***** SOURCE DATA

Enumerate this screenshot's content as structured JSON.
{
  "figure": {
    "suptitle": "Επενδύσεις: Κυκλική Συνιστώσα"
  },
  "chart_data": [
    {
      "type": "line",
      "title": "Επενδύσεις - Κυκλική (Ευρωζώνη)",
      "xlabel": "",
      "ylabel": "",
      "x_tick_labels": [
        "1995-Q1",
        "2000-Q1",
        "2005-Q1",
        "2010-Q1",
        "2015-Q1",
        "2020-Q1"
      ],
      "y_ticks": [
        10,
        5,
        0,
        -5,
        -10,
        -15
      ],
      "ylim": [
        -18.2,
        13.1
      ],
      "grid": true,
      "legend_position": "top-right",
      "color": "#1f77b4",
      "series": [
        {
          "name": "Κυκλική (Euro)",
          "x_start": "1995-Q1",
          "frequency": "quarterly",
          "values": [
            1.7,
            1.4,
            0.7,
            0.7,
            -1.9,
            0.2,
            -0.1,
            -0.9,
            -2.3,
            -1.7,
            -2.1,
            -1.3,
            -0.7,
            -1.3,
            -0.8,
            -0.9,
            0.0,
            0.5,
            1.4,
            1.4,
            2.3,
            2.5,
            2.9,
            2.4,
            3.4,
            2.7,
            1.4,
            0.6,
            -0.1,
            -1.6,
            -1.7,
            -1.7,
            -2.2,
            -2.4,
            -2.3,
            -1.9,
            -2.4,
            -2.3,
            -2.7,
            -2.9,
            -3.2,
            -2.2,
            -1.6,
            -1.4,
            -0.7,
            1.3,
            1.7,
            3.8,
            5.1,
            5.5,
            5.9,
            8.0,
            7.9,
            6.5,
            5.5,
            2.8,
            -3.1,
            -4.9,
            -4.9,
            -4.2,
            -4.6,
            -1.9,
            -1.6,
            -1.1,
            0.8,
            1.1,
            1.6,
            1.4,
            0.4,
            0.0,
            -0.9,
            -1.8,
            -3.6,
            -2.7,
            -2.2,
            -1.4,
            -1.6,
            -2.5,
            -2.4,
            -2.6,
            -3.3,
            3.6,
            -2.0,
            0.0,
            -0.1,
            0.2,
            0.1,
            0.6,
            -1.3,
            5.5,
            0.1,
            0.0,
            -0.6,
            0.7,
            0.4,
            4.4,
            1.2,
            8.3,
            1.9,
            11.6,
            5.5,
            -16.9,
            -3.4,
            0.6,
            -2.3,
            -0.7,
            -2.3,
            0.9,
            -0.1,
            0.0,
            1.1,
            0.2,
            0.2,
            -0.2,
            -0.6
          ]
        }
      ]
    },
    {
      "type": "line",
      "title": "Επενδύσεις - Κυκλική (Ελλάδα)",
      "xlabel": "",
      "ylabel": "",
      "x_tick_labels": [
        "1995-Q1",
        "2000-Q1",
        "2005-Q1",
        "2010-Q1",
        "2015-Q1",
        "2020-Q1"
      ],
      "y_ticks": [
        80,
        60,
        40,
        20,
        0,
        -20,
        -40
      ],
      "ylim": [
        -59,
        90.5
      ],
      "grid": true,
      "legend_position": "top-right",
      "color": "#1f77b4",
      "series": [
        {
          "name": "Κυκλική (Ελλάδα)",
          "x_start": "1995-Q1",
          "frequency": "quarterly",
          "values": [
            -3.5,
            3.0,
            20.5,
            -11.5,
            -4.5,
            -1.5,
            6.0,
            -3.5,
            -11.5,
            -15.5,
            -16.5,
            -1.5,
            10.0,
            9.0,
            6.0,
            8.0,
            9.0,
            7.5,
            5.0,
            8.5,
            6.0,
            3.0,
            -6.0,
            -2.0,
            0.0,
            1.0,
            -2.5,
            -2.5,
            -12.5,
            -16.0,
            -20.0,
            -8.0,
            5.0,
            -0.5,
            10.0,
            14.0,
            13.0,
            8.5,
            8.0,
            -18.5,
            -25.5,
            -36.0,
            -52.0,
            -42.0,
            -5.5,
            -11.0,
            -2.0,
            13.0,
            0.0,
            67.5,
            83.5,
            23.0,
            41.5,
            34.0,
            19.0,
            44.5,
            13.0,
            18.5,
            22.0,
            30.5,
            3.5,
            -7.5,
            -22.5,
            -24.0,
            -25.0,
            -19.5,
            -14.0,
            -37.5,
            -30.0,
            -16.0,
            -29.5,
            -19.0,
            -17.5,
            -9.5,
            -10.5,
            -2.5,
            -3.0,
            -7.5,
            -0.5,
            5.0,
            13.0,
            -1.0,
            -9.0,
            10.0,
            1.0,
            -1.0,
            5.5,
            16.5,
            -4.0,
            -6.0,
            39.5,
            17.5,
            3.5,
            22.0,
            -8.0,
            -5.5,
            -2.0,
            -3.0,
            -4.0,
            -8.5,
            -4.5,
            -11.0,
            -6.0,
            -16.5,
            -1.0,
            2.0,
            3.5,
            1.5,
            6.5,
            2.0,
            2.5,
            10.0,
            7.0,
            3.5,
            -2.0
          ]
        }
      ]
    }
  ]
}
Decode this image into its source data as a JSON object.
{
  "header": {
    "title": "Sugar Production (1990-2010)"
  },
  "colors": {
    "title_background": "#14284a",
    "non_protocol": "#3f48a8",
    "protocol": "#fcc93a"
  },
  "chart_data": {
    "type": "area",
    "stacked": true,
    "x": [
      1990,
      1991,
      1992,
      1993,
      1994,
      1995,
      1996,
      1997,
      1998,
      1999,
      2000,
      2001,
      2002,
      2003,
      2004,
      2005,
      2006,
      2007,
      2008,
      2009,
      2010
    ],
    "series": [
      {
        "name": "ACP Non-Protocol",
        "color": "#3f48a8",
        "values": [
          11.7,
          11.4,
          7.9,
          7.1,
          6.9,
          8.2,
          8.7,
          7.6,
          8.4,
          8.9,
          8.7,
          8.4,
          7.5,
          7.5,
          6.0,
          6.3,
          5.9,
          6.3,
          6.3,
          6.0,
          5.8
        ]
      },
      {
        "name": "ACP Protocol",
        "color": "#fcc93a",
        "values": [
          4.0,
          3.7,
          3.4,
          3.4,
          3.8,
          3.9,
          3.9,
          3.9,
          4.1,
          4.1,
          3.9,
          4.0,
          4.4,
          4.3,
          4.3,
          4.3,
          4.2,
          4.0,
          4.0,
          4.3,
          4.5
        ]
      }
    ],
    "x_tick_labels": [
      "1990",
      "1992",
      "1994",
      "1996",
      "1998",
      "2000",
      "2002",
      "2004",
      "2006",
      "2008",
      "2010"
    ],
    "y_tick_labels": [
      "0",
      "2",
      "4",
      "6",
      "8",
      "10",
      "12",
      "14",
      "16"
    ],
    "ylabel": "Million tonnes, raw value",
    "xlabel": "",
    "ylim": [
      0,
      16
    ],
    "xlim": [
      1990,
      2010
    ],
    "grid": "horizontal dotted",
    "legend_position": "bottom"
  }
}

**********

_DESCRIPTION OF THE TASK:_
Write out every entry word for word.

_RESULT FOR THIS TASK:_
Enumerate this screenshot's content as structured JSON.
{
  "figure": {
    "suptitle": "Επενδύσεις: Κυκλική Συνιστώσα"
  },
  "chart_data": [
    {
      "type": "line",
      "title": "Επενδύσεις - Κυκλική (Ευρωζώνη)",
      "xlabel": "",
      "ylabel": "",
      "x_tick_labels": [
        "1995-Q1",
        "2000-Q1",
        "2005-Q1",
        "2010-Q1",
        "2015-Q1",
        "2020-Q1"
      ],
      "y_ticks": [
        10,
        5,
        0,
        -5,
        -10,
        -15
      ],
      "ylim": [
        -18.2,
        13.1
      ],
      "grid": true,
      "legend_position": "top-right",
      "color": "#1f77b4",
      "series": [
        {
          "name": "Κυκλική (Euro)",
          "x_start": "1995-Q1",
          "frequency": "quarterly",
          "values": [
            1.7,
            1.4,
            0.7,
            0.7,
            -1.9,
            0.2,
            -0.1,
            -0.9,
            -2.3,
            -1.7,
            -2.1,
            -1.3,
            -0.7,
            -1.3,
            -0.8,
            -0.9,
            0.0,
            0.5,
            1.4,
            1.4,
            2.3,
            2.5,
            2.9,
            2.4,
            3.4,
            2.7,
            1.4,
            0.6,
            -0.1,
            -1.6,
            -1.7,
            -1.7,
            -2.2,
            -2.4,
            -2.3,
            -1.9,
            -2.4,
            -2.3,
            -2.7,
            -2.9,
            -3.2,
            -2.2,
            -1.6,
            -1.4,
            -0.7,
            1.3,
            1.7,
            3.8,
            5.1,
            5.5,
            5.9,
            8.0,
            7.9,
            6.5,
            5.5,
            2.8,
            -3.1,
            -4.9,
            -4.9,
            -4.2,
            -4.6,
            -1.9,
            -1.6,
            -1.1,
            0.8,
            1.1,
            1.6,
            1.4,
            0.4,
            0.0,
            -0.9,
            -1.8,
            -3.6,
            -2.7,
            -2.2,
            -1.4,
            -1.6,
            -2.5,
            -2.4,
            -2.6,
            -3.3,
            3.6,
            -2.0,
            0.0,
            -0.1,
            0.2,
            0.1,
            0.6,
            -1.3,
            5.5,
            0.1,
            0.0,
            -0.6,
            0.7,
            0.4,
            4.4,
            1.2,
            8.3,
            1.9,
            11.6,
            5.5,
            -16.9,
            -3.4,
            0.6,
            -2.3,
            -0.7,
            -2.3,
            0.9,
            -0.1,
            0.0,
            1.1,
            0.2,
            0.2,
            -0.2,
            -0.6
          ]
        }
      ]
    },
    {
      "type": "line",
      "title": "Επενδύσεις - Κυκλική (Ελλάδα)",
      "xlabel": "",
      "ylabel": "",
      "x_tick_labels": [
        "1995-Q1",
        "2000-Q1",
        "2005-Q1",
        "2010-Q1",
        "2015-Q1",
        "2020-Q1"
      ],
      "y_ticks": [
        80,
        60,
        40,
        20,
        0,
        -20,
        -40
      ],
      "ylim": [
        -59,
        90.5
      ],
      "grid": true,
      "legend_position": "top-right",
      "color": "#1f77b4",
      "series": [
        {
          "name": "Κυκλική (Ελλάδα)",
          "x_start": "1995-Q1",
          "frequency": "quarterly",
          "values": [
            -3.5,
            3.0,
            20.5,
            -11.5,
            -4.5,
            -1.5,
            6.0,
            -3.5,
            -11.5,
            -15.5,
            -16.5,
            -1.5,
            10.0,
            9.0,
            6.0,
            8.0,
            9.0,
            7.5,
            5.0,
            8.5,
            6.0,
            3.0,
            -6.0,
            -2.0,
            0.0,
            1.0,
            -2.5,
            -2.5,
            -12.5,
            -16.0,
            -20.0,
            -8.0,
            5.0,
            -0.5,
            10.0,
            14.0,
            13.0,
            8.5,
            8.0,
            -18.5,
            -25.5,
            -36.0,
            -52.0,
            -42.0,
            -5.5,
            -11.0,
            -2.0,
            13.0,
            0.0,
            67.5,
            83.5,
            23.0,
            41.5,
            34.0,
            19.0,
            44.5,
            13.0,
            18.5,
            22.0,
            30.5,
            3.5,
            -7.5,
            -22.5,
            -24.0,
            -25.0,
            -19.5,
            -14.0,
            -37.5,
            -30.0,
            -16.0,
            -29.5,
            -19.0,
            -17.5,
            -9.5,
            -10.5,
            -2.5,
            -3.0,
            -7.5,
            -0.5,
            5.0,
            13.0,
            -1.0,
            -9.0,
            10.0,
            1.0,
            -1.0,
            5.5,
            16.5,
            -4.0,
            -6.0,
            39.5,
            17.5,
            3.5,
            22.0,
            -8.0,
            -5.5,
            -2.0,
            -3.0,
            -4.0,
            -8.5,
            -4.5,
            -11.0,
            -6.0,
            -16.5,
            -1.0,
            2.0,
            3.5,
            1.5,
            6.5,
            2.0,
            2.5,
            10.0,
            7.0,
            3.5,
            -2.0
          ]
        }
      ]
    }
  ]
}
Decode this image into its source data as a JSON object.
{
  "header": {
    "title": "Sugar Production (1990-2010)"
  },
  "colors": {
    "title_background": "#14284a",
    "non_protocol": "#3f48a8",
    "protocol": "#fcc93a"
  },
  "chart_data": {
    "type": "area",
    "stacked": true,
    "x": [
      1990,
      1991,
      1992,
      1993,
      1994,
      1995,
      1996,
      1997,
      1998,
      1999,
      2000,
      2001,
      2002,
      2003,
      2004,
      2005,
      2006,
      2007,
      2008,
      2009,
      2010
    ],
    "series": [
      {
        "name": "ACP Non-Protocol",
        "color": "#3f48a8",
        "values": [
          11.7,
          11.4,
          7.9,
          7.1,
          6.9,
          8.2,
          8.7,
          7.6,
          8.4,
          8.9,
          8.7,
          8.4,
          7.5,
          7.5,
          6.0,
          6.3,
          5.9,
          6.3,
          6.3,
          6.0,
          5.8
        ]
      },
      {
        "name": "ACP Protocol",
        "color": "#fcc93a",
        "values": [
          4.0,
          3.7,
          3.4,
          3.4,
          3.8,
          3.9,
          3.9,
          3.9,
          4.1,
          4.1,
          3.9,
          4.0,
          4.4,
          4.3,
          4.3,
          4.3,
          4.2,
          4.0,
          4.0,
          4.3,
          4.5
        ]
      }
    ],
    "x_tick_labels": [
      "1990",
      "1992",
      "1994",
      "1996",
      "1998",
      "2000",
      "2002",
      "2004",
      "2006",
      "2008",
      "2010"
    ],
    "y_tick_labels": [
      "0",
      "2",
      "4",
      "6",
      "8",
      "10",
      "12",
      "14",
      "16"
    ],
    "ylabel": "Million tonnes, raw value",
    "xlabel": "",
    "ylim": [
      0,
      16
    ],
    "xlim": [
      1990,
      2010
    ],
    "grid": "horizontal dotted",
    "legend_position": "bottom"
  }
}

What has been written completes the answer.